- **What the exercise asks**: Your task is to give the listing below back word for word, pictures excluded.

(Collected data)
^^^^^^^^^^^^^^^^

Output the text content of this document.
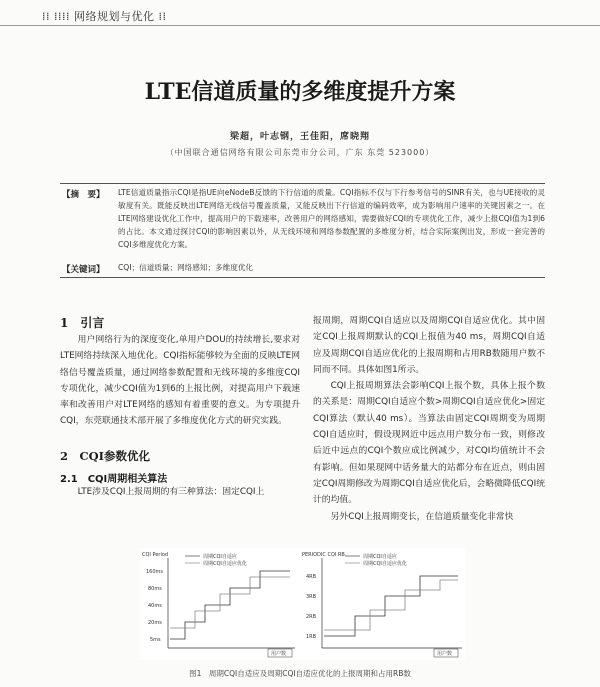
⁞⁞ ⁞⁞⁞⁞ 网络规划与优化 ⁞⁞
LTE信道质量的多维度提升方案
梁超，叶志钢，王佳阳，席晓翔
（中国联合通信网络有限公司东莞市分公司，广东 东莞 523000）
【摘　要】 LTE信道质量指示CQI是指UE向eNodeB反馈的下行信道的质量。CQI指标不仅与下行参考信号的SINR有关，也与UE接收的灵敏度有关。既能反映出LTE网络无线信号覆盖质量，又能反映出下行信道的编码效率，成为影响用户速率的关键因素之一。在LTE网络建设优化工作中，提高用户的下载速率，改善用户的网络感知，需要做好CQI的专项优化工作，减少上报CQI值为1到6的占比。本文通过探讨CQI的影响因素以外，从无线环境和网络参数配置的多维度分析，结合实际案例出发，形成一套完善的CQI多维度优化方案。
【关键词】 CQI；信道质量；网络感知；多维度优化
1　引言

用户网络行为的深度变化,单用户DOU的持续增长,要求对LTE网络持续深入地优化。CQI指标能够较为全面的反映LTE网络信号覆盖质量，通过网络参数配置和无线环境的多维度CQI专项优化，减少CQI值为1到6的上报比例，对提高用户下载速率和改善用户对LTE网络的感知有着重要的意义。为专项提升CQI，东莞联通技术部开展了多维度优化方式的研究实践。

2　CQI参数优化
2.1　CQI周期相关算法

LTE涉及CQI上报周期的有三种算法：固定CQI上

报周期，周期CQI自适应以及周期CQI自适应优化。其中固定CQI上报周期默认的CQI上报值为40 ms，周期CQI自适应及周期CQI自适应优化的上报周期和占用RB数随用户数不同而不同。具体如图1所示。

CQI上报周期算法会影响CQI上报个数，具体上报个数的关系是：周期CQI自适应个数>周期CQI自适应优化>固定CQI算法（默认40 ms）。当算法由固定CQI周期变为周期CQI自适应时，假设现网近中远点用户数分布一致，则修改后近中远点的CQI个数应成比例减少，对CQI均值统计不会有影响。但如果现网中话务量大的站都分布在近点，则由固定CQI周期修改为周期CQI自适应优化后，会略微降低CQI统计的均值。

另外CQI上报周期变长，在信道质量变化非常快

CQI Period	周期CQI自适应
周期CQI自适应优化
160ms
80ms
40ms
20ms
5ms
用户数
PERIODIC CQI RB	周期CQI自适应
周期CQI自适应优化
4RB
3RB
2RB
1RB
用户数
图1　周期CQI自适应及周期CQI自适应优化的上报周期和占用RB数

^^^^^^^^^^^^^^^^

- **Solution for this exercise**:
Output the text content of this document.
⁞⁞ ⁞⁞⁞⁞ 网络规划与优化 ⁞⁞
LTE信道质量的多维度提升方案
梁超，叶志钢，王佳阳，席晓翔
（中国联合通信网络有限公司东莞市分公司，广东 东莞 523000）
【摘　要】 LTE信道质量指示CQI是指UE向eNodeB反馈的下行信道的质量。CQI指标不仅与下行参考信号的SINR有关，也与UE接收的灵敏度有关。既能反映出LTE网络无线信号覆盖质量，又能反映出下行信道的编码效率，成为影响用户速率的关键因素之一。在LTE网络建设优化工作中，提高用户的下载速率，改善用户的网络感知，需要做好CQI的专项优化工作，减少上报CQI值为1到6的占比。本文通过探讨CQI的影响因素以外，从无线环境和网络参数配置的多维度分析，结合实际案例出发，形成一套完善的CQI多维度优化方案。
【关键词】 CQI；信道质量；网络感知；多维度优化
1　引言

用户网络行为的深度变化,单用户DOU的持续增长,要求对LTE网络持续深入地优化。CQI指标能够较为全面的反映LTE网络信号覆盖质量，通过网络参数配置和无线环境的多维度CQI专项优化，减少CQI值为1到6的上报比例，对提高用户下载速率和改善用户对LTE网络的感知有着重要的意义。为专项提升CQI，东莞联通技术部开展了多维度优化方式的研究实践。

2　CQI参数优化
2.1　CQI周期相关算法

LTE涉及CQI上报周期的有三种算法：固定CQI上

报周期，周期CQI自适应以及周期CQI自适应优化。其中固定CQI上报周期默认的CQI上报值为40 ms，周期CQI自适应及周期CQI自适应优化的上报周期和占用RB数随用户数不同而不同。具体如图1所示。

CQI上报周期算法会影响CQI上报个数，具体上报个数的关系是：周期CQI自适应个数>周期CQI自适应优化>固定CQI算法（默认40 ms）。当算法由固定CQI周期变为周期CQI自适应时，假设现网近中远点用户数分布一致，则修改后近中远点的CQI个数应成比例减少，对CQI均值统计不会有影响。但如果现网中话务量大的站都分布在近点，则由固定CQI周期修改为周期CQI自适应优化后，会略微降低CQI统计的均值。

另外CQI上报周期变长，在信道质量变化非常快

CQI Period	周期CQI自适应
周期CQI自适应优化
160ms
80ms
40ms
20ms
5ms
用户数
PERIODIC CQI RB	周期CQI自适应
周期CQI自适应优化
4RB
3RB
2RB
1RB
用户数
图1　周期CQI自适应及周期CQI自适应优化的上报周期和占用RB数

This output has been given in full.